(AIM OF THE EXERCISE) Give the count of lines holding the string "珠海市统计局" and nothing else.

=======

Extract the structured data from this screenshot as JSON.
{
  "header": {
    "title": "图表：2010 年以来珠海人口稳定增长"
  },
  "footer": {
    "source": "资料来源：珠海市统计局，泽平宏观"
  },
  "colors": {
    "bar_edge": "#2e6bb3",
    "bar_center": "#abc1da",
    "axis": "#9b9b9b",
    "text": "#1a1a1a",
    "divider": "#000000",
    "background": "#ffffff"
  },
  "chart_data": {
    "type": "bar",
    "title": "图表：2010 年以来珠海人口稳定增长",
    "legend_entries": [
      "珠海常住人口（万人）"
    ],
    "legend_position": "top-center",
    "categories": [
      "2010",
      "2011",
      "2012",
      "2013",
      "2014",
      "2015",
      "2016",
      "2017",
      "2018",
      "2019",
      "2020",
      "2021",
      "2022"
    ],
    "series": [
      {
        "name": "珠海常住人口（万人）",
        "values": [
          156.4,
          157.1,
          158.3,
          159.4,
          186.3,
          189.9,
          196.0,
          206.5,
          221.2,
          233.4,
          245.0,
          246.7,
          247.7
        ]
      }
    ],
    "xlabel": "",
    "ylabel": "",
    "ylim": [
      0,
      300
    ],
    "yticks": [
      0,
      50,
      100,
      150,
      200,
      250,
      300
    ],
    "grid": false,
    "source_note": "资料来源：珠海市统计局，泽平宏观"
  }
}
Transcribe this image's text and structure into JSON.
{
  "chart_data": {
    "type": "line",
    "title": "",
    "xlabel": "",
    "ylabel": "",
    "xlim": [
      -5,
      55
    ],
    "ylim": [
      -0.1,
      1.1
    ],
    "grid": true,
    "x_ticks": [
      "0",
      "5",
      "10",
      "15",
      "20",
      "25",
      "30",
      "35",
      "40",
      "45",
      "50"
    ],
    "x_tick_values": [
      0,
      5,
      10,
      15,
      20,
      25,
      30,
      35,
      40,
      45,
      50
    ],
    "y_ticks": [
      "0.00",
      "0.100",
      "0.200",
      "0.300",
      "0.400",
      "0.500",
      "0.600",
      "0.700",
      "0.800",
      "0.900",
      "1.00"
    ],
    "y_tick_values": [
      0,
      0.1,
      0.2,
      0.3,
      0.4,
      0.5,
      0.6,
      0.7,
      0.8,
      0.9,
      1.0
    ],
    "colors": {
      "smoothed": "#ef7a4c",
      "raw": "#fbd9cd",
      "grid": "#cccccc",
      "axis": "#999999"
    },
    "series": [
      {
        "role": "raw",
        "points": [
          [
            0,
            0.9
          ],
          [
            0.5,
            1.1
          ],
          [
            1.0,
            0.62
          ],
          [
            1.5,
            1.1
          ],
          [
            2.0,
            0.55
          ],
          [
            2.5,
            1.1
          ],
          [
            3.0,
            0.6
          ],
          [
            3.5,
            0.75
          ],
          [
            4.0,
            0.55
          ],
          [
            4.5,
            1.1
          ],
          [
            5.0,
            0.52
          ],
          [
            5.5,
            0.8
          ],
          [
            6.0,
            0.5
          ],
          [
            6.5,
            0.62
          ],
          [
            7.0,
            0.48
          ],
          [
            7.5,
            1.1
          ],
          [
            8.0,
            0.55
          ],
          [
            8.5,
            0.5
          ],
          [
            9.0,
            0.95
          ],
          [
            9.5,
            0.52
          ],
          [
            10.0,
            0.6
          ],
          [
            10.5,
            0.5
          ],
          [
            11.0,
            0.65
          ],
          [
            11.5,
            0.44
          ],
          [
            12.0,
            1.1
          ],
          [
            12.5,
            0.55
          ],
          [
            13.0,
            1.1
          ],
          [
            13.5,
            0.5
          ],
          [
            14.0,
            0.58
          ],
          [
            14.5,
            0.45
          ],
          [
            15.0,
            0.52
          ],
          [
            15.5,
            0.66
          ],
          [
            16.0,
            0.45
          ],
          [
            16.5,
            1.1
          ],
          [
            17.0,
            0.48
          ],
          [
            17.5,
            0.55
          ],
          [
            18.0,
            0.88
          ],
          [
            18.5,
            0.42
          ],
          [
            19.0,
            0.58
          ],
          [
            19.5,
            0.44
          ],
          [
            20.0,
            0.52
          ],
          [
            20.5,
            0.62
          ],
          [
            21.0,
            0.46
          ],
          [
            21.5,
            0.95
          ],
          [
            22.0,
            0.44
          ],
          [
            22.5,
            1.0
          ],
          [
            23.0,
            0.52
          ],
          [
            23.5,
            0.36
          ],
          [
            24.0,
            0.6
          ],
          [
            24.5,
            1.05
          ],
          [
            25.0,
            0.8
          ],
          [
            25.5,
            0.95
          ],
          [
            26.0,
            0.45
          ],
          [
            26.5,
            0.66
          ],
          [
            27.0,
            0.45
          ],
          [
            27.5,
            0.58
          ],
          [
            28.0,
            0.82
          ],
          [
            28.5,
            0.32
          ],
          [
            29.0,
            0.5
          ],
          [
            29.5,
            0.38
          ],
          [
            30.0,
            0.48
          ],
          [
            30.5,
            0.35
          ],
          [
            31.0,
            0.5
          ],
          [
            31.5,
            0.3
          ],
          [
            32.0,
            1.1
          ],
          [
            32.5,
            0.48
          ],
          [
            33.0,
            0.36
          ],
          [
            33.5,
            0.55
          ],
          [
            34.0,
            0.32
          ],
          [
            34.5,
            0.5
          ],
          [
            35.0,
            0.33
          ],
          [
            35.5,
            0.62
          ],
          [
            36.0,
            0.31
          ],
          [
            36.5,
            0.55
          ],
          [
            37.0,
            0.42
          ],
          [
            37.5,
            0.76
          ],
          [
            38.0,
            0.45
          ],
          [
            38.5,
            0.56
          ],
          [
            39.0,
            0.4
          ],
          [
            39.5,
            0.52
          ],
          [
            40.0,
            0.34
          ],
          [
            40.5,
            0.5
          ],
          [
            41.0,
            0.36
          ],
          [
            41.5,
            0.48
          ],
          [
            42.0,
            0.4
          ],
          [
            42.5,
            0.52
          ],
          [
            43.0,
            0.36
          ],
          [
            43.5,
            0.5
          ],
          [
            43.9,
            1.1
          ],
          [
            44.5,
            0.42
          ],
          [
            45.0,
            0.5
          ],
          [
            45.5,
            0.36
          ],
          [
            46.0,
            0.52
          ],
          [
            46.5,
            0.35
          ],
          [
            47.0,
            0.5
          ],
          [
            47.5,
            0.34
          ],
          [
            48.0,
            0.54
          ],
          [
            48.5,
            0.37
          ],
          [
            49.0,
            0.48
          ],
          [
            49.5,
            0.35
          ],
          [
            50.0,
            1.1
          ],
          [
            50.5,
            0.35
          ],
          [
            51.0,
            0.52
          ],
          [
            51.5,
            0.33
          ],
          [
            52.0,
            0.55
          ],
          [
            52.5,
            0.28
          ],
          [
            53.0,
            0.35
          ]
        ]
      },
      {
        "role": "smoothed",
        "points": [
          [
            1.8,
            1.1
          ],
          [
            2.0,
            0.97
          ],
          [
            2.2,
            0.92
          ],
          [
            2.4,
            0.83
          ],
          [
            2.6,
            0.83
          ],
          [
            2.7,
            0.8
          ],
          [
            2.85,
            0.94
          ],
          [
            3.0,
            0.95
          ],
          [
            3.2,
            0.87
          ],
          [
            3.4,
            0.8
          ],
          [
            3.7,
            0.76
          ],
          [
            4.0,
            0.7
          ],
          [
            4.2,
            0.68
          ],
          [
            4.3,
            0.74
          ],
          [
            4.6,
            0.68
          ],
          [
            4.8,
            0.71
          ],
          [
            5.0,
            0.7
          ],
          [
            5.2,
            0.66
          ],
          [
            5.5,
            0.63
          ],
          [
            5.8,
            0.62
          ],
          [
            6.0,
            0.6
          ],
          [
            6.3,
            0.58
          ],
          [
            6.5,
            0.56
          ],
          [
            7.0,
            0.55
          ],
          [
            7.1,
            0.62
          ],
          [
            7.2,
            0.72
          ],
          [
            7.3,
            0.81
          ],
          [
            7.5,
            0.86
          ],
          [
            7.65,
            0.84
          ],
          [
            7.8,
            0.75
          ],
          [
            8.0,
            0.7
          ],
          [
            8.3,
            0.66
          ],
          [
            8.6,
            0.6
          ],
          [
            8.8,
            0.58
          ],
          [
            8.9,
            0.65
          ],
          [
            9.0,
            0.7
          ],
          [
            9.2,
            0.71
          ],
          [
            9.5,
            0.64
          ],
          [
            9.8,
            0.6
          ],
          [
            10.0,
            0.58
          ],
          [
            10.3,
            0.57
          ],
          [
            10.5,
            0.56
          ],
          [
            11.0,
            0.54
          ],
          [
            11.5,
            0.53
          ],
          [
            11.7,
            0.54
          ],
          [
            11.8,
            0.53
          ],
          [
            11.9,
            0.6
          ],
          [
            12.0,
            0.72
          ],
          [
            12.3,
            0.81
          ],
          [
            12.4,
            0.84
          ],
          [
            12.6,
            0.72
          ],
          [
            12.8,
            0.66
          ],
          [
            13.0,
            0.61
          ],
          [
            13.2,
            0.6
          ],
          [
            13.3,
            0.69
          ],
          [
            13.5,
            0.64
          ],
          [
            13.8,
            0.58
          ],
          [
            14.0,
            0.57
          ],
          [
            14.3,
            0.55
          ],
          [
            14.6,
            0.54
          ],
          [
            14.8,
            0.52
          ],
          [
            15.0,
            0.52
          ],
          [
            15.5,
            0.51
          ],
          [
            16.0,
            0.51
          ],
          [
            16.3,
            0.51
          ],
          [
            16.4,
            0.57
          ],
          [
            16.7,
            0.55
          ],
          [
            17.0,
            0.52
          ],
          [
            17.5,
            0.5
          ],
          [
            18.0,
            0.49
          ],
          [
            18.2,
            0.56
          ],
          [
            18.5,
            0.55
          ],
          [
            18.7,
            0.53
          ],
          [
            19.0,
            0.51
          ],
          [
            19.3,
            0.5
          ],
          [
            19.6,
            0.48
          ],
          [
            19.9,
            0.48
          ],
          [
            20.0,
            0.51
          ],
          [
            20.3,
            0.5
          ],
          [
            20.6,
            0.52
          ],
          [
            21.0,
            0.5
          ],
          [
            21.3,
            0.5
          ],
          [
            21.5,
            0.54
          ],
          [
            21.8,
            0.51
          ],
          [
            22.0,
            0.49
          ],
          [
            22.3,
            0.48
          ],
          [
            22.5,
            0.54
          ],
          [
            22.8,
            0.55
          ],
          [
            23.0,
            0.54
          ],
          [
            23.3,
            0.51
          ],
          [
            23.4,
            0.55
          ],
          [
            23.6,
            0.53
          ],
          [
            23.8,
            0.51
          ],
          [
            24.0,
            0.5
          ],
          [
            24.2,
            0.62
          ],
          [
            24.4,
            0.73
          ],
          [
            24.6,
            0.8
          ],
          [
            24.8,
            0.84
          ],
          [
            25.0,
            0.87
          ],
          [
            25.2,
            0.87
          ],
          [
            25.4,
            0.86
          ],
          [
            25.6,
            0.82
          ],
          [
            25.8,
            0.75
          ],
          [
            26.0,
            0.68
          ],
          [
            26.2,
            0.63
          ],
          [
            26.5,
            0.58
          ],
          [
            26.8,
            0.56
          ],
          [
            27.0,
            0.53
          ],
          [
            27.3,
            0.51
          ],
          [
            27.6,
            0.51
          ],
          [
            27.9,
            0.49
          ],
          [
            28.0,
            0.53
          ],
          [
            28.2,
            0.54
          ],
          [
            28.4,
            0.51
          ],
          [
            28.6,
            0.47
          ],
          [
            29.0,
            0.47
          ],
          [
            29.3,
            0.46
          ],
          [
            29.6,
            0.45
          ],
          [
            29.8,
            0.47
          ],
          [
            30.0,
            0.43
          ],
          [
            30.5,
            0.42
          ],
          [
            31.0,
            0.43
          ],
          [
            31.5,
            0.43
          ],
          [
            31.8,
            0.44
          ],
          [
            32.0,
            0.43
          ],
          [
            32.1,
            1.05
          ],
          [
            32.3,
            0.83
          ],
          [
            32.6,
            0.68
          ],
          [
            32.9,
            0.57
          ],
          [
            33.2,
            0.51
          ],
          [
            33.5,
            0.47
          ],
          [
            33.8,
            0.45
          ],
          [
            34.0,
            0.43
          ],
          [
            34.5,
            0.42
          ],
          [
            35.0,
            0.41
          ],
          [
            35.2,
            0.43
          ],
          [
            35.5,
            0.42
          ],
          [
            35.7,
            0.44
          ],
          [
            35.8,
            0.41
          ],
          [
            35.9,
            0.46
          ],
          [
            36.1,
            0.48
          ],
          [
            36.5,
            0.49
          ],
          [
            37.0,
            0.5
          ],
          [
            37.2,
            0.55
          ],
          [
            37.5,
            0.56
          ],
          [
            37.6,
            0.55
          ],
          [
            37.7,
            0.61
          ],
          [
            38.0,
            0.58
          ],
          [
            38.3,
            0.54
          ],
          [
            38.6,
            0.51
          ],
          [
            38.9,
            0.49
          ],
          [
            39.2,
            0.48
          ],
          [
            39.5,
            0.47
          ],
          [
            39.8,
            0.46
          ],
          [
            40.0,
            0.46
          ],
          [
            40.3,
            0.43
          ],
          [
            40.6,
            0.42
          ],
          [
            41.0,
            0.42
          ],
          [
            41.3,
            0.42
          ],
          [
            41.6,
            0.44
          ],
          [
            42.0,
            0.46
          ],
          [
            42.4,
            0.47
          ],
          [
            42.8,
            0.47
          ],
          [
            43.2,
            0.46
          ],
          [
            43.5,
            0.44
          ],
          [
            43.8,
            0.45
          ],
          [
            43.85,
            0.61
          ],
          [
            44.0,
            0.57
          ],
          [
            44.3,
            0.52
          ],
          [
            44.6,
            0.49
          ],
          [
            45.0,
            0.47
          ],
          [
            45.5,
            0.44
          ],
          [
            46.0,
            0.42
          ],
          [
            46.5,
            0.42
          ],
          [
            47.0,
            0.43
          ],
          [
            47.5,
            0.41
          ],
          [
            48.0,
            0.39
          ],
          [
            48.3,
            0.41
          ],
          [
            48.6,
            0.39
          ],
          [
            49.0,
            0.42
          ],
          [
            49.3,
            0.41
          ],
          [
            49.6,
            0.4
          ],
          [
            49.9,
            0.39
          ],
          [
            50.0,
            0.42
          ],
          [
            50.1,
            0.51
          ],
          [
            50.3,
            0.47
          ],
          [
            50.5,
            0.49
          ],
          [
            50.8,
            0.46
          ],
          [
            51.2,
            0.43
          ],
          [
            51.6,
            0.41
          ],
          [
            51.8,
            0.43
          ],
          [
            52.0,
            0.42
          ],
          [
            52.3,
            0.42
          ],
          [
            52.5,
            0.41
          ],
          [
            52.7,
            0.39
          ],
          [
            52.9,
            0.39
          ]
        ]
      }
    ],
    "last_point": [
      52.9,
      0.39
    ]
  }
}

=======

(WRITTEN RESPONSE) 2